> [What you should do]:
Look through the lines below and extract any with the word "title".

> [Provided information]:
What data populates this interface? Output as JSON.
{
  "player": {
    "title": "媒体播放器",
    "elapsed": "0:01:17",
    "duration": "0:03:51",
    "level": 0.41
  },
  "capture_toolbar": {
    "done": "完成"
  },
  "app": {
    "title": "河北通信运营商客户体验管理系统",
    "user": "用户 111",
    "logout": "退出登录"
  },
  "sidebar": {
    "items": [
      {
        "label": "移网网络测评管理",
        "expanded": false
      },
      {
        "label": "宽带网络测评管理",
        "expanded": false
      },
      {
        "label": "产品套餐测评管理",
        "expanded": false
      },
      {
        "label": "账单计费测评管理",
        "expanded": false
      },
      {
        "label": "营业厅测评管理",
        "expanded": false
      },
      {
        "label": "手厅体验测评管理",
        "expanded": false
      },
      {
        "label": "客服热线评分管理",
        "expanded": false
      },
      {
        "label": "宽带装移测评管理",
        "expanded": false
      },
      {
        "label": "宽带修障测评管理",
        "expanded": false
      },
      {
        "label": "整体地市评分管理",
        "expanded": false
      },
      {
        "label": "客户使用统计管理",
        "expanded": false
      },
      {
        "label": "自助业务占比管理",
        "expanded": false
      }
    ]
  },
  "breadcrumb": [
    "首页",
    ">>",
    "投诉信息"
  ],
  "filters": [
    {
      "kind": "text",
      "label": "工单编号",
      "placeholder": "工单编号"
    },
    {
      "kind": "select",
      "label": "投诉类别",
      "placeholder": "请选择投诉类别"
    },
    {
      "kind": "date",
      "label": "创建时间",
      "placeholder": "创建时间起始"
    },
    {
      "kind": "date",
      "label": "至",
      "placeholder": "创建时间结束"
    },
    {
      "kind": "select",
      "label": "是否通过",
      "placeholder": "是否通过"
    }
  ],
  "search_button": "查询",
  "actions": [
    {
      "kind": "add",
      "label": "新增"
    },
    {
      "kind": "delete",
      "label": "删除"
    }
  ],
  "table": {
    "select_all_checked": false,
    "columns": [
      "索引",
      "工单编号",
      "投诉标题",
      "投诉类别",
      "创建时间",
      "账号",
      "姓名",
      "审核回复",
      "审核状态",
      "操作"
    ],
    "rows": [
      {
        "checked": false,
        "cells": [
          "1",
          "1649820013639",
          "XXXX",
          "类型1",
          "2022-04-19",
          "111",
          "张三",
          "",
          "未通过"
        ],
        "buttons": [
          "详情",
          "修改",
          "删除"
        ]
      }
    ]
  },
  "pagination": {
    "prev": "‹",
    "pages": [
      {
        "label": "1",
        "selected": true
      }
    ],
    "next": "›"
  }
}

> [Written solution]:
    "title": "媒体播放器",
    "title": "河北通信运营商客户体验管理系统",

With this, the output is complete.